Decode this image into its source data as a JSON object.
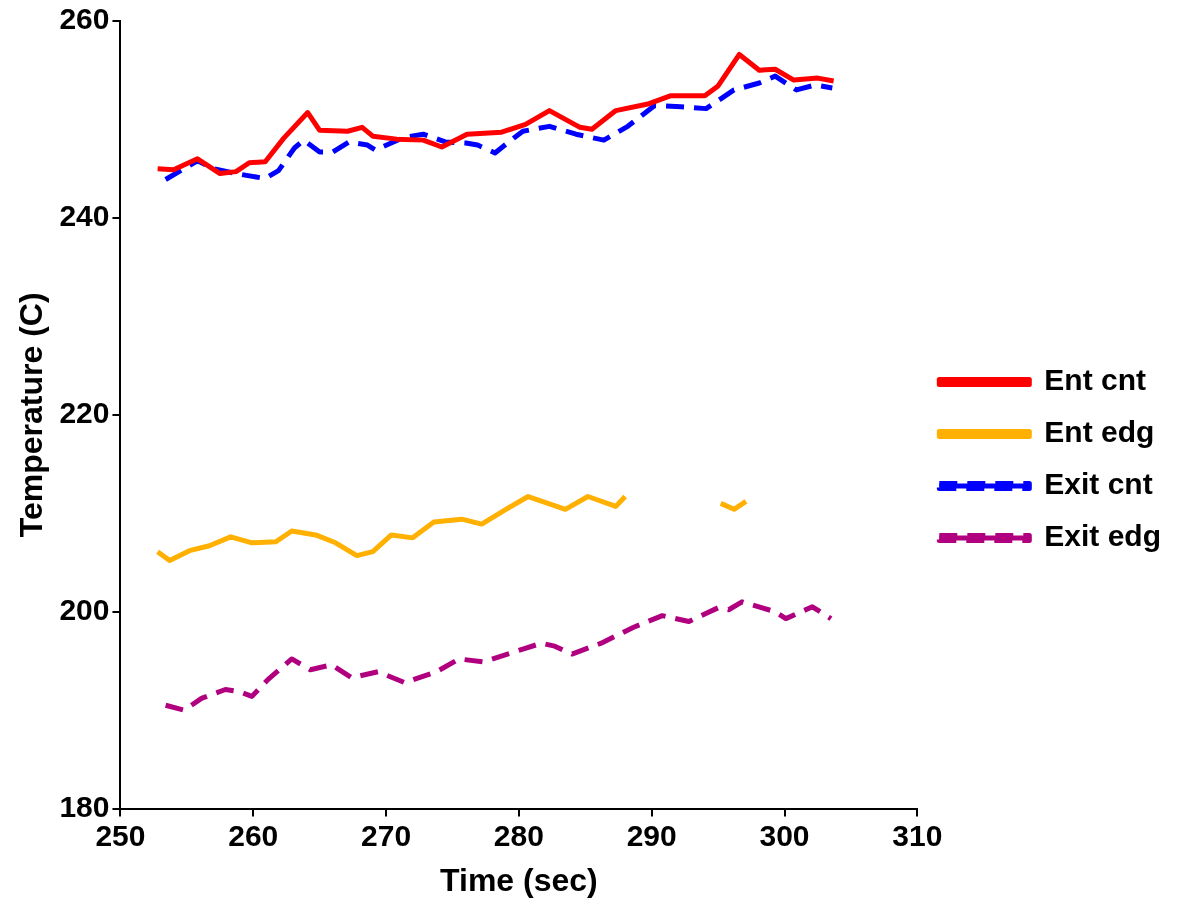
{
  "chart_data": {
    "type": "line",
    "xlabel": "Time (sec)",
    "ylabel": "Temperature (C)",
    "xlim": [
      250,
      310
    ],
    "xticks": [
      250,
      260,
      270,
      280,
      290,
      300,
      310
    ],
    "ylim": [
      180,
      260
    ],
    "yticks": [
      180,
      200,
      220,
      240,
      260
    ],
    "grid": false,
    "legend": "right",
    "series": [
      {
        "name": "Ent cnt",
        "color": "#ff0000",
        "line_style": "solid",
        "x": [
          252.8,
          254.0,
          255.8,
          257.5,
          258.7,
          259.7,
          260.9,
          262.3,
          264.1,
          265.0,
          267.1,
          268.2,
          269.0,
          270.8,
          272.8,
          274.2,
          276.1,
          278.7,
          280.5,
          282.3,
          284.6,
          285.5,
          287.3,
          289.8,
          291.4,
          294.0,
          295.0,
          296.6,
          298.1,
          299.3,
          300.7,
          302.5,
          303.7
        ],
        "values": [
          245.0,
          244.9,
          246.0,
          244.5,
          244.7,
          245.6,
          245.7,
          248.1,
          250.7,
          248.9,
          248.8,
          249.2,
          248.3,
          248.0,
          247.9,
          247.2,
          248.5,
          248.7,
          249.5,
          250.9,
          249.2,
          249.0,
          250.9,
          251.6,
          252.4,
          252.4,
          253.4,
          256.6,
          255.0,
          255.1,
          254.0,
          254.2,
          253.9
        ]
      },
      {
        "name": "Ent edg",
        "color": "#ffb000",
        "line_style": "solid",
        "x": [
          252.8,
          253.7,
          255.2,
          256.7,
          258.3,
          259.9,
          261.7,
          262.9,
          264.7,
          266.2,
          267.8,
          269.0,
          270.4,
          272.0,
          273.6,
          275.7,
          277.2,
          278.9,
          280.7,
          283.5,
          285.2,
          287.3,
          288.0,
          291.5,
          295.2,
          296.2,
          297.1
        ],
        "values": [
          206.1,
          205.2,
          206.2,
          206.7,
          207.6,
          207.0,
          207.1,
          208.2,
          207.8,
          207.0,
          205.7,
          206.1,
          207.8,
          207.5,
          209.1,
          209.4,
          208.9,
          210.3,
          211.7,
          210.4,
          211.7,
          210.7,
          211.7,
          null,
          211.0,
          210.4,
          211.2
        ]
      },
      {
        "name": "Exit cnt",
        "color": "#0000ff",
        "line_style": "dashed",
        "x": [
          253.4,
          255.8,
          257.0,
          258.7,
          260.9,
          261.9,
          263.1,
          263.8,
          265.0,
          266.0,
          267.2,
          268.6,
          269.2,
          271.4,
          272.8,
          274.5,
          276.0,
          276.9,
          278.2,
          279.7,
          280.3,
          282.3,
          284.3,
          286.4,
          288.2,
          290.2,
          292.2,
          294.1,
          296.2,
          298.1,
          299.3,
          300.9,
          302.3,
          303.6
        ],
        "values": [
          243.9,
          245.8,
          245.0,
          244.5,
          244.0,
          244.8,
          247.1,
          247.9,
          246.7,
          246.7,
          247.7,
          247.4,
          246.9,
          248.2,
          248.5,
          247.7,
          247.6,
          247.4,
          246.6,
          248.2,
          248.8,
          249.3,
          248.5,
          247.9,
          249.3,
          251.4,
          251.3,
          251.1,
          253.0,
          253.7,
          254.4,
          253.0,
          253.5,
          253.2
        ]
      },
      {
        "name": "Exit edg",
        "color": "#b0007f",
        "line_style": "dashed",
        "x": [
          253.4,
          254.8,
          256.1,
          257.9,
          258.9,
          259.9,
          261.1,
          262.9,
          264.3,
          265.9,
          267.4,
          269.4,
          271.4,
          273.8,
          275.5,
          277.3,
          280.3,
          281.7,
          282.7,
          284.0,
          286.2,
          288.6,
          290.8,
          292.8,
          295.0,
          295.8,
          296.8,
          299.3,
          300.1,
          302.1,
          303.5
        ],
        "values": [
          190.5,
          190.0,
          191.2,
          192.1,
          191.9,
          191.4,
          193.1,
          195.2,
          194.1,
          194.6,
          193.3,
          193.9,
          192.8,
          193.9,
          195.2,
          194.9,
          196.2,
          196.8,
          196.5,
          195.7,
          196.8,
          198.4,
          199.6,
          199.0,
          200.4,
          200.2,
          201.0,
          200.0,
          199.3,
          200.5,
          199.3
        ]
      }
    ]
  }
}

★ ★ ★

• **Task prompt**
Transcribe the full listing character for character. Pictures are excluded.

• **Completed exercise**
Decode this image into its source data as a JSON object.
{
  "chart_data": {
    "type": "line",
    "xlabel": "Time (sec)",
    "ylabel": "Temperature (C)",
    "xlim": [
      250,
      310
    ],
    "xticks": [
      250,
      260,
      270,
      280,
      290,
      300,
      310
    ],
    "ylim": [
      180,
      260
    ],
    "yticks": [
      180,
      200,
      220,
      240,
      260
    ],
    "grid": false,
    "legend": "right",
    "series": [
      {
        "name": "Ent cnt",
        "color": "#ff0000",
        "line_style": "solid",
        "x": [
          252.8,
          254.0,
          255.8,
          257.5,
          258.7,
          259.7,
          260.9,
          262.3,
          264.1,
          265.0,
          267.1,
          268.2,
          269.0,
          270.8,
          272.8,
          274.2,
          276.1,
          278.7,
          280.5,
          282.3,
          284.6,
          285.5,
          287.3,
          289.8,
          291.4,
          294.0,
          295.0,
          296.6,
          298.1,
          299.3,
          300.7,
          302.5,
          303.7
        ],
        "values": [
          245.0,
          244.9,
          246.0,
          244.5,
          244.7,
          245.6,
          245.7,
          248.1,
          250.7,
          248.9,
          248.8,
          249.2,
          248.3,
          248.0,
          247.9,
          247.2,
          248.5,
          248.7,
          249.5,
          250.9,
          249.2,
          249.0,
          250.9,
          251.6,
          252.4,
          252.4,
          253.4,
          256.6,
          255.0,
          255.1,
          254.0,
          254.2,
          253.9
        ]
      },
      {
        "name": "Ent edg",
        "color": "#ffb000",
        "line_style": "solid",
        "x": [
          252.8,
          253.7,
          255.2,
          256.7,
          258.3,
          259.9,
          261.7,
          262.9,
          264.7,
          266.2,
          267.8,
          269.0,
          270.4,
          272.0,
          273.6,
          275.7,
          277.2,
          278.9,
          280.7,
          283.5,
          285.2,
          287.3,
          288.0,
          291.5,
          295.2,
          296.2,
          297.1
        ],
        "values": [
          206.1,
          205.2,
          206.2,
          206.7,
          207.6,
          207.0,
          207.1,
          208.2,
          207.8,
          207.0,
          205.7,
          206.1,
          207.8,
          207.5,
          209.1,
          209.4,
          208.9,
          210.3,
          211.7,
          210.4,
          211.7,
          210.7,
          211.7,
          null,
          211.0,
          210.4,
          211.2
        ]
      },
      {
        "name": "Exit cnt",
        "color": "#0000ff",
        "line_style": "dashed",
        "x": [
          253.4,
          255.8,
          257.0,
          258.7,
          260.9,
          261.9,
          263.1,
          263.8,
          265.0,
          266.0,
          267.2,
          268.6,
          269.2,
          271.4,
          272.8,
          274.5,
          276.0,
          276.9,
          278.2,
          279.7,
          280.3,
          282.3,
          284.3,
          286.4,
          288.2,
          290.2,
          292.2,
          294.1,
          296.2,
          298.1,
          299.3,
          300.9,
          302.3,
          303.6
        ],
        "values": [
          243.9,
          245.8,
          245.0,
          244.5,
          244.0,
          244.8,
          247.1,
          247.9,
          246.7,
          246.7,
          247.7,
          247.4,
          246.9,
          248.2,
          248.5,
          247.7,
          247.6,
          247.4,
          246.6,
          248.2,
          248.8,
          249.3,
          248.5,
          247.9,
          249.3,
          251.4,
          251.3,
          251.1,
          253.0,
          253.7,
          254.4,
          253.0,
          253.5,
          253.2
        ]
      },
      {
        "name": "Exit edg",
        "color": "#b0007f",
        "line_style": "dashed",
        "x": [
          253.4,
          254.8,
          256.1,
          257.9,
          258.9,
          259.9,
          261.1,
          262.9,
          264.3,
          265.9,
          267.4,
          269.4,
          271.4,
          273.8,
          275.5,
          277.3,
          280.3,
          281.7,
          282.7,
          284.0,
          286.2,
          288.6,
          290.8,
          292.8,
          295.0,
          295.8,
          296.8,
          299.3,
          300.1,
          302.1,
          303.5
        ],
        "values": [
          190.5,
          190.0,
          191.2,
          192.1,
          191.9,
          191.4,
          193.1,
          195.2,
          194.1,
          194.6,
          193.3,
          193.9,
          192.8,
          193.9,
          195.2,
          194.9,
          196.2,
          196.8,
          196.5,
          195.7,
          196.8,
          198.4,
          199.6,
          199.0,
          200.4,
          200.2,
          201.0,
          200.0,
          199.3,
          200.5,
          199.3
        ]
      }
    ]
  }
}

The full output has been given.